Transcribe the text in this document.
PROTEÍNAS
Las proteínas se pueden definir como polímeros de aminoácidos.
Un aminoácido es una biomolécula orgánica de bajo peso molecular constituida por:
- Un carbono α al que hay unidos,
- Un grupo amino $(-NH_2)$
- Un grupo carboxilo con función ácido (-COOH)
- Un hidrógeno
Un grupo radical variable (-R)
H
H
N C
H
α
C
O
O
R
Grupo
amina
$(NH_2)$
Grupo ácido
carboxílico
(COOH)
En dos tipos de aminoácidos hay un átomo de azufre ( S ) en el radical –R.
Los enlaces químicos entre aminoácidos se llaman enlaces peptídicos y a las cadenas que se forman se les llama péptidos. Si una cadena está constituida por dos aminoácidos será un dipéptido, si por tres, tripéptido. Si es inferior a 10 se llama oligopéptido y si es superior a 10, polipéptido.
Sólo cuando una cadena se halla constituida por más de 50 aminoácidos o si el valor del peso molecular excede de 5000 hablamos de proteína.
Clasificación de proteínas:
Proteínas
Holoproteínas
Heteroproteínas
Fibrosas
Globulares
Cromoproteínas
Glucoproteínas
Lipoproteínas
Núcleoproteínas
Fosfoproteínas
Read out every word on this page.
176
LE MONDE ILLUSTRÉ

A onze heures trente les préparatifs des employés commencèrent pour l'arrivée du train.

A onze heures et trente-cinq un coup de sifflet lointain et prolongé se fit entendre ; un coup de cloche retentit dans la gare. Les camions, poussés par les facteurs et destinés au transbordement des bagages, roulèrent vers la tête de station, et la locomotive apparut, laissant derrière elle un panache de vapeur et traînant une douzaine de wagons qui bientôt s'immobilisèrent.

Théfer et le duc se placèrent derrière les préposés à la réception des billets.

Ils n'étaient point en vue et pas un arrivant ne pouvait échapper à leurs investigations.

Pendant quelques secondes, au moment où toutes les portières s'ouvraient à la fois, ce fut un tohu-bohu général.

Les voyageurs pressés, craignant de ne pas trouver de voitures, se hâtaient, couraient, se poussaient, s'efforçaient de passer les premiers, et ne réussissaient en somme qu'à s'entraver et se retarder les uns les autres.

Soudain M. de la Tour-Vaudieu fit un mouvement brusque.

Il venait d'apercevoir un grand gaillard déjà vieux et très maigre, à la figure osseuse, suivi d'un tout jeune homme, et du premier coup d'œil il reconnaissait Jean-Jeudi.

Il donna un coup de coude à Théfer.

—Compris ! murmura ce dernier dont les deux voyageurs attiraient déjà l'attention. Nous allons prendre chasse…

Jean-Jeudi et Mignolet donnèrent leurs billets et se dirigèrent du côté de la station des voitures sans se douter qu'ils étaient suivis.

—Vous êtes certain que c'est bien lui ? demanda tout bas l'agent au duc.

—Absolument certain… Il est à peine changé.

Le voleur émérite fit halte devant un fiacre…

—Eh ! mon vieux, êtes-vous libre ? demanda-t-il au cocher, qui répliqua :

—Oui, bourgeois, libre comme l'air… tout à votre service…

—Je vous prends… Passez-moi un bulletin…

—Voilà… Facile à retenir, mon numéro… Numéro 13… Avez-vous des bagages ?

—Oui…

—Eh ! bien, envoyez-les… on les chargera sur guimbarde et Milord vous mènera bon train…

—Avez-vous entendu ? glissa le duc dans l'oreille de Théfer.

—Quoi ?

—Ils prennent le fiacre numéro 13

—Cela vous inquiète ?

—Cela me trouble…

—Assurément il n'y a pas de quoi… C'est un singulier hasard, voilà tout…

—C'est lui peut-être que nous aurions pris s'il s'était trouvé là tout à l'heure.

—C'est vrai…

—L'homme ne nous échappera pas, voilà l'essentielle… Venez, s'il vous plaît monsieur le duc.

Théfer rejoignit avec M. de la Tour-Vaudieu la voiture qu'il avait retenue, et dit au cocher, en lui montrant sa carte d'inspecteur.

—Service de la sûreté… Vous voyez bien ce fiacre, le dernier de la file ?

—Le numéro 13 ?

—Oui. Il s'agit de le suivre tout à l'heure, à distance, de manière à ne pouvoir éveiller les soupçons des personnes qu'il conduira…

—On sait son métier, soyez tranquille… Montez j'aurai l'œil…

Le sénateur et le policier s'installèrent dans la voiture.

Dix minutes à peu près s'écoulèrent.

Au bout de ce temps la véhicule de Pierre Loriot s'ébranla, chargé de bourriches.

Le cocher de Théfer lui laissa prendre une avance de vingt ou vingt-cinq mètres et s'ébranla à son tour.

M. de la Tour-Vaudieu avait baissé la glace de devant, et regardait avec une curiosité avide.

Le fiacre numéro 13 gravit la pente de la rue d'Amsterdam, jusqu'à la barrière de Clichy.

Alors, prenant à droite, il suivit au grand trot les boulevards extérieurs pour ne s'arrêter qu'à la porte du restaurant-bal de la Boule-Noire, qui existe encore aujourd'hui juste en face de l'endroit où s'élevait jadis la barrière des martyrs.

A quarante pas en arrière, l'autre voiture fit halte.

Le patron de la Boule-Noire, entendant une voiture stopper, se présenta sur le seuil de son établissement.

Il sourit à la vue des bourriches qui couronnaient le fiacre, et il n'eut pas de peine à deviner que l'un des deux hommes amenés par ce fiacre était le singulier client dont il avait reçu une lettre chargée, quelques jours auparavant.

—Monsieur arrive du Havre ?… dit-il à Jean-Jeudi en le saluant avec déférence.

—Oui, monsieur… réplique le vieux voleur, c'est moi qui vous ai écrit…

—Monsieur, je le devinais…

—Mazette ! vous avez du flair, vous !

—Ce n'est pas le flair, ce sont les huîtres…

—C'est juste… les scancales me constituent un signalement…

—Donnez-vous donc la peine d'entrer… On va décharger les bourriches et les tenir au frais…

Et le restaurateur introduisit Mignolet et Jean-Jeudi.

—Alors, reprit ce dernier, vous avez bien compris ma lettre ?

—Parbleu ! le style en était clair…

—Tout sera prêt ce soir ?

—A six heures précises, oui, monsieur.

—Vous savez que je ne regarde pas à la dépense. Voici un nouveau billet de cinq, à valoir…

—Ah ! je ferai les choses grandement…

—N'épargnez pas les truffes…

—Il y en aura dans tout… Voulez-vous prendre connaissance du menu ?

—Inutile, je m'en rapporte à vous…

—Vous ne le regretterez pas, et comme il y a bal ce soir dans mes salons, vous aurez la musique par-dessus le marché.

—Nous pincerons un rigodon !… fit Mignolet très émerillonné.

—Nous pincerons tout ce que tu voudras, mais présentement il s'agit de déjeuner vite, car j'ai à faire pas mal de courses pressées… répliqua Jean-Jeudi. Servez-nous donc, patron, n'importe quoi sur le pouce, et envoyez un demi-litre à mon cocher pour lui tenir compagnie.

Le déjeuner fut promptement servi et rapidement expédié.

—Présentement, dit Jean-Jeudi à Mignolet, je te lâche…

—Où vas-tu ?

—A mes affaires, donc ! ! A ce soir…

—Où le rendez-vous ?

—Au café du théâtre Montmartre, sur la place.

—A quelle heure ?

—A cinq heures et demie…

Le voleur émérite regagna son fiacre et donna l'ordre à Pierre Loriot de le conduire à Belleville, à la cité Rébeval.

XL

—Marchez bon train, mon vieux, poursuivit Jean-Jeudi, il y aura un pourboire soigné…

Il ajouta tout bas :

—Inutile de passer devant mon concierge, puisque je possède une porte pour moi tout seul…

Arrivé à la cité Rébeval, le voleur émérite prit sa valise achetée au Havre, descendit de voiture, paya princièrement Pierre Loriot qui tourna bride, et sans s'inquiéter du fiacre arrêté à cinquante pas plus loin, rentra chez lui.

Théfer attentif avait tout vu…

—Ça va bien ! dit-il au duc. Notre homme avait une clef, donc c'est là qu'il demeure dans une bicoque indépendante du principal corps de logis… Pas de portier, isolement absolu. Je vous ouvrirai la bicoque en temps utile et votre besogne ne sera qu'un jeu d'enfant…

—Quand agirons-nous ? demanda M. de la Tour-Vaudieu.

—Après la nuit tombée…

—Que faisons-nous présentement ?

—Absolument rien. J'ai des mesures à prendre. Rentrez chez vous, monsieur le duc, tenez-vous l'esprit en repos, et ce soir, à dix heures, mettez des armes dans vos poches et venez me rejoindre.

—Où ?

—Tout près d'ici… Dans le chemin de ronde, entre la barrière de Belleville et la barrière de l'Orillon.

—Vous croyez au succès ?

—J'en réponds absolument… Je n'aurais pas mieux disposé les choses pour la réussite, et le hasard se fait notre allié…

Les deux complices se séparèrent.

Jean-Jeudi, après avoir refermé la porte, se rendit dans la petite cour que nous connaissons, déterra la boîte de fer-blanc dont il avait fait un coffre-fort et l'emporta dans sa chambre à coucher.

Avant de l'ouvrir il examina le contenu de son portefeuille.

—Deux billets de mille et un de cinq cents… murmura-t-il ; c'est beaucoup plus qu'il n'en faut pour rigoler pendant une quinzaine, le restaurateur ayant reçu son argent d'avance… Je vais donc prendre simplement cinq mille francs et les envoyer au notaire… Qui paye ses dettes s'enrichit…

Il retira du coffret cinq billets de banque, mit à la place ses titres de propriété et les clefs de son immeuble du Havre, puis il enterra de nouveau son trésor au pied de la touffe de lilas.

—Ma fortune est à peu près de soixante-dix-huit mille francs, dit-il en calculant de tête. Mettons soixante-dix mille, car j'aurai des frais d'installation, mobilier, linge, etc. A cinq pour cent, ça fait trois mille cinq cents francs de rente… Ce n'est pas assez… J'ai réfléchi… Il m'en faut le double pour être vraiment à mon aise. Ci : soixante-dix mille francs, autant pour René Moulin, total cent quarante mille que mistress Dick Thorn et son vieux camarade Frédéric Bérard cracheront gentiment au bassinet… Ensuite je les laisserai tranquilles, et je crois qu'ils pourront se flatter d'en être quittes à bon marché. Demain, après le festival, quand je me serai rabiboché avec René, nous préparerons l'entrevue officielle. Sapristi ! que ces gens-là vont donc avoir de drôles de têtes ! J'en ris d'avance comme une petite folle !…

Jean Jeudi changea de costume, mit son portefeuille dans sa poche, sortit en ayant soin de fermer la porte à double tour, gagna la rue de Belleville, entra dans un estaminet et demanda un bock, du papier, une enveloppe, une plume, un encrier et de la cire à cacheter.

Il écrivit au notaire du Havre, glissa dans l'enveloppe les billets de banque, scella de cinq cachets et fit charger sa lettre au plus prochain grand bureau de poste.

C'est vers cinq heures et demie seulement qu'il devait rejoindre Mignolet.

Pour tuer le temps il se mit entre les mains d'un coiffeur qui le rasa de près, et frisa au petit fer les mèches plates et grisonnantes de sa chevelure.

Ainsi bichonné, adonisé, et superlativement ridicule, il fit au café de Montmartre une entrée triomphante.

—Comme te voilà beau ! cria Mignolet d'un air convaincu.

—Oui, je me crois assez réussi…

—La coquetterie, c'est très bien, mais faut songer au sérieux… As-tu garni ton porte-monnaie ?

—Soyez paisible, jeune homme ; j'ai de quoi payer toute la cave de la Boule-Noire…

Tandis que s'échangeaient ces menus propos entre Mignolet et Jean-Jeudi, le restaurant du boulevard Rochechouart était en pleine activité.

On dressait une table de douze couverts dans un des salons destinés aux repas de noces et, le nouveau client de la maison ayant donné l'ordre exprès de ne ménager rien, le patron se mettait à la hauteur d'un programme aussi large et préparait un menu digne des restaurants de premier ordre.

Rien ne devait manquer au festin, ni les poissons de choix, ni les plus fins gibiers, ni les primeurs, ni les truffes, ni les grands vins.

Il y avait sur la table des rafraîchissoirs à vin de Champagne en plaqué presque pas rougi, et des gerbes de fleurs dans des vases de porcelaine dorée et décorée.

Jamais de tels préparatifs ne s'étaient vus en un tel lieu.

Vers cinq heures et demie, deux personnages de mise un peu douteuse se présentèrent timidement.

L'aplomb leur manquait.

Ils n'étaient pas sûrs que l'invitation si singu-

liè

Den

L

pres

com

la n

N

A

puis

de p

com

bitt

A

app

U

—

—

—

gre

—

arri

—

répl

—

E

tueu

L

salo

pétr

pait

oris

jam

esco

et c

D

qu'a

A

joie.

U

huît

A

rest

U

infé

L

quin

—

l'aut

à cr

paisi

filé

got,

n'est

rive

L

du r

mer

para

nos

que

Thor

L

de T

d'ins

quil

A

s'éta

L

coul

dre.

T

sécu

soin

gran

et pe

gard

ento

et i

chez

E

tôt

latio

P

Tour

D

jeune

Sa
--
Do this >> Review the preceding data and report every line that includes the string "soin".

Solution for this problem >>
Jean Jeudi changea de costume, mit son portefeuille dans sa poche, sortit en ayant soin de fermer la porte à double tour, gagna la rue de Belleville, entra dans un estaminet et demanda un bock, du papier, une enveloppe, une plume, un encrier et de la cire à cacheter.
soin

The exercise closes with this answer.